**Problem requirements:** Every line below should be copied exactly; drop the pictures.

**Supplied data:**
* begin *

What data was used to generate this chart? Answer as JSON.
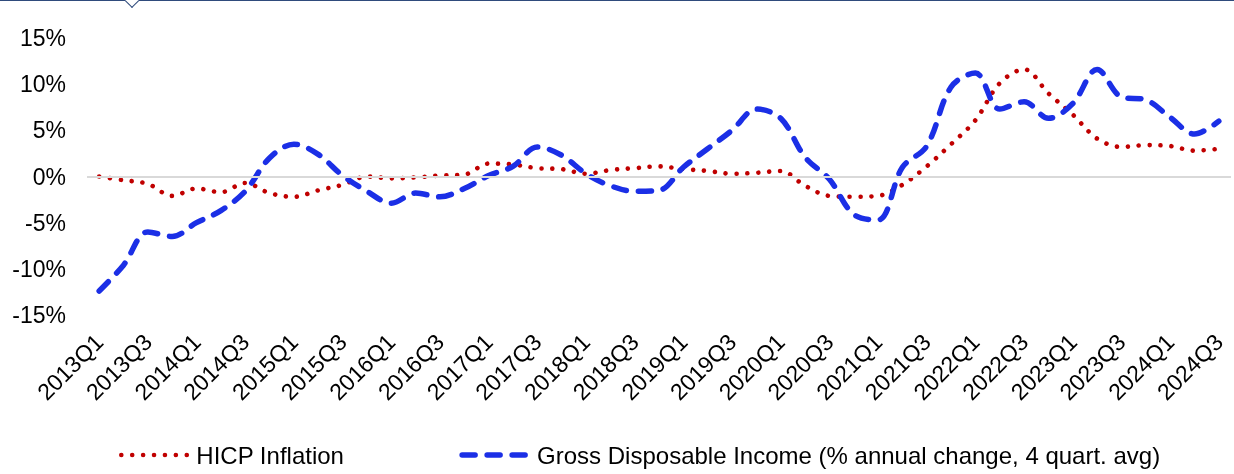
{
  "chart_data": {
    "type": "line",
    "categories": [
      "2013Q1",
      null,
      "2013Q3",
      null,
      "2014Q1",
      null,
      "2014Q3",
      null,
      "2015Q1",
      null,
      "2015Q3",
      null,
      "2016Q1",
      null,
      "2016Q3",
      null,
      "2017Q1",
      null,
      "2017Q3",
      null,
      "2018Q1",
      null,
      "2018Q3",
      null,
      "2019Q1",
      null,
      "2019Q3",
      null,
      "2020Q1",
      null,
      "2020Q3",
      null,
      "2021Q1",
      null,
      "2021Q3",
      null,
      "2022Q1",
      null,
      "2022Q3",
      null,
      "2023Q1",
      null,
      "2023Q3",
      null,
      "2024Q1",
      null,
      "2024Q3"
    ],
    "series": [
      {
        "name": "HICP Inflation",
        "color": "#c00000",
        "line_style": "dotted",
        "values": [
          0.0,
          -0.4,
          -0.8,
          -2.1,
          -1.3,
          -1.7,
          -0.7,
          -1.8,
          -2.2,
          -1.5,
          -0.9,
          0.0,
          -0.2,
          -0.1,
          0.1,
          0.2,
          1.4,
          1.3,
          0.9,
          0.8,
          0.3,
          0.7,
          0.9,
          1.1,
          0.8,
          0.6,
          0.3,
          0.4,
          0.6,
          -1.0,
          -2.1,
          -2.2,
          -2.1,
          -0.9,
          1.1,
          3.5,
          6.1,
          10.1,
          11.6,
          9.0,
          6.7,
          4.1,
          3.2,
          3.4,
          3.3,
          2.8,
          3.0
        ]
      },
      {
        "name": "Gross Disposable Income (% annual change, 4 quart. avg)",
        "color": "#1b2fe6",
        "line_style": "dashed",
        "values": [
          -12.4,
          -9.6,
          -6.0,
          -6.5,
          -5.0,
          -3.7,
          -1.6,
          2.0,
          3.5,
          2.4,
          0.1,
          -1.6,
          -2.9,
          -1.8,
          -2.2,
          -1.3,
          0.1,
          1.1,
          3.2,
          2.3,
          0.3,
          -1.0,
          -1.6,
          -1.5,
          1.0,
          3.0,
          5.0,
          7.3,
          6.3,
          2.1,
          -0.3,
          -4.1,
          -4.7,
          1.0,
          3.3,
          9.7,
          11.2,
          7.3,
          8.1,
          6.3,
          7.9,
          11.6,
          8.6,
          8.3,
          6.4,
          4.6,
          6.0
        ]
      }
    ],
    "ylim": [
      -15,
      15
    ],
    "yticks": [
      {
        "value": -15,
        "label": "-15%"
      },
      {
        "value": -10,
        "label": "-10%"
      },
      {
        "value": -5,
        "label": "-5%"
      },
      {
        "value": 0,
        "label": "0%"
      },
      {
        "value": 5,
        "label": "5%"
      },
      {
        "value": 10,
        "label": "10%"
      },
      {
        "value": 15,
        "label": "15%"
      }
    ],
    "ref_lines": [
      {
        "axis": "y",
        "value": 0,
        "color": "#d9d9d9"
      }
    ],
    "grid": false,
    "legend": "bottom",
    "marker": "none"
  }
}
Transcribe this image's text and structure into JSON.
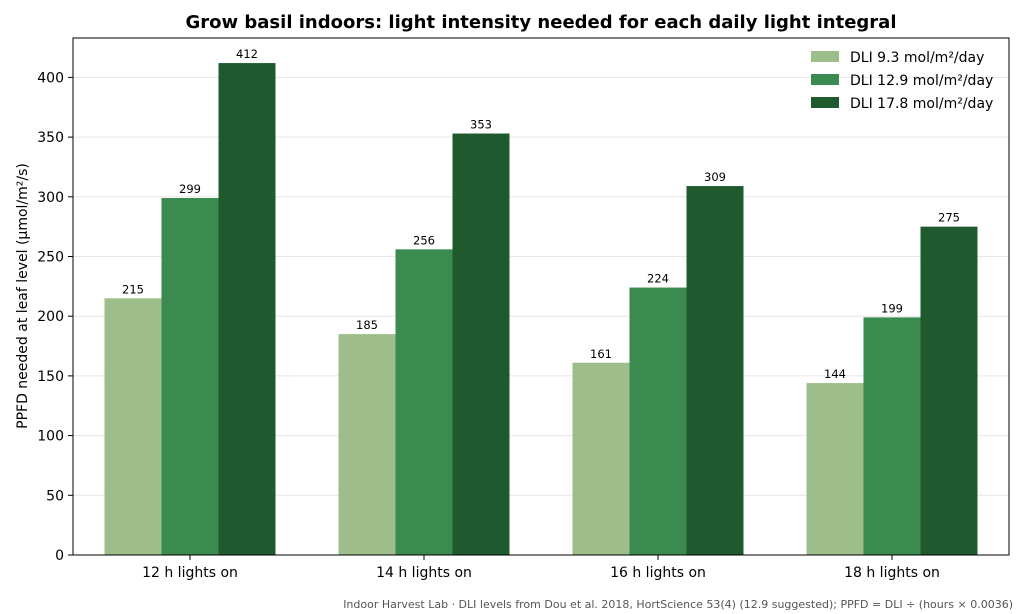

* end *

**Solution for this exercise:**
What data was used to generate this chart? Answer as JSON.
{
  "chart_data": {
    "type": "line",
    "categories": [
      "2013Q1",
      null,
      "2013Q3",
      null,
      "2014Q1",
      null,
      "2014Q3",
      null,
      "2015Q1",
      null,
      "2015Q3",
      null,
      "2016Q1",
      null,
      "2016Q3",
      null,
      "2017Q1",
      null,
      "2017Q3",
      null,
      "2018Q1",
      null,
      "2018Q3",
      null,
      "2019Q1",
      null,
      "2019Q3",
      null,
      "2020Q1",
      null,
      "2020Q3",
      null,
      "2021Q1",
      null,
      "2021Q3",
      null,
      "2022Q1",
      null,
      "2022Q3",
      null,
      "2023Q1",
      null,
      "2023Q3",
      null,
      "2024Q1",
      null,
      "2024Q3"
    ],
    "series": [
      {
        "name": "HICP Inflation",
        "color": "#c00000",
        "line_style": "dotted",
        "values": [
          0.0,
          -0.4,
          -0.8,
          -2.1,
          -1.3,
          -1.7,
          -0.7,
          -1.8,
          -2.2,
          -1.5,
          -0.9,
          0.0,
          -0.2,
          -0.1,
          0.1,
          0.2,
          1.4,
          1.3,
          0.9,
          0.8,
          0.3,
          0.7,
          0.9,
          1.1,
          0.8,
          0.6,
          0.3,
          0.4,
          0.6,
          -1.0,
          -2.1,
          -2.2,
          -2.1,
          -0.9,
          1.1,
          3.5,
          6.1,
          10.1,
          11.6,
          9.0,
          6.7,
          4.1,
          3.2,
          3.4,
          3.3,
          2.8,
          3.0
        ]
      },
      {
        "name": "Gross Disposable Income (% annual change, 4 quart. avg)",
        "color": "#1b2fe6",
        "line_style": "dashed",
        "values": [
          -12.4,
          -9.6,
          -6.0,
          -6.5,
          -5.0,
          -3.7,
          -1.6,
          2.0,
          3.5,
          2.4,
          0.1,
          -1.6,
          -2.9,
          -1.8,
          -2.2,
          -1.3,
          0.1,
          1.1,
          3.2,
          2.3,
          0.3,
          -1.0,
          -1.6,
          -1.5,
          1.0,
          3.0,
          5.0,
          7.3,
          6.3,
          2.1,
          -0.3,
          -4.1,
          -4.7,
          1.0,
          3.3,
          9.7,
          11.2,
          7.3,
          8.1,
          6.3,
          7.9,
          11.6,
          8.6,
          8.3,
          6.4,
          4.6,
          6.0
        ]
      }
    ],
    "ylim": [
      -15,
      15
    ],
    "yticks": [
      {
        "value": -15,
        "label": "-15%"
      },
      {
        "value": -10,
        "label": "-10%"
      },
      {
        "value": -5,
        "label": "-5%"
      },
      {
        "value": 0,
        "label": "0%"
      },
      {
        "value": 5,
        "label": "5%"
      },
      {
        "value": 10,
        "label": "10%"
      },
      {
        "value": 15,
        "label": "15%"
      }
    ],
    "ref_lines": [
      {
        "axis": "y",
        "value": 0,
        "color": "#d9d9d9"
      }
    ],
    "grid": false,
    "legend": "bottom",
    "marker": "none"
  }
}
Transcribe this image's text and structure into JSON.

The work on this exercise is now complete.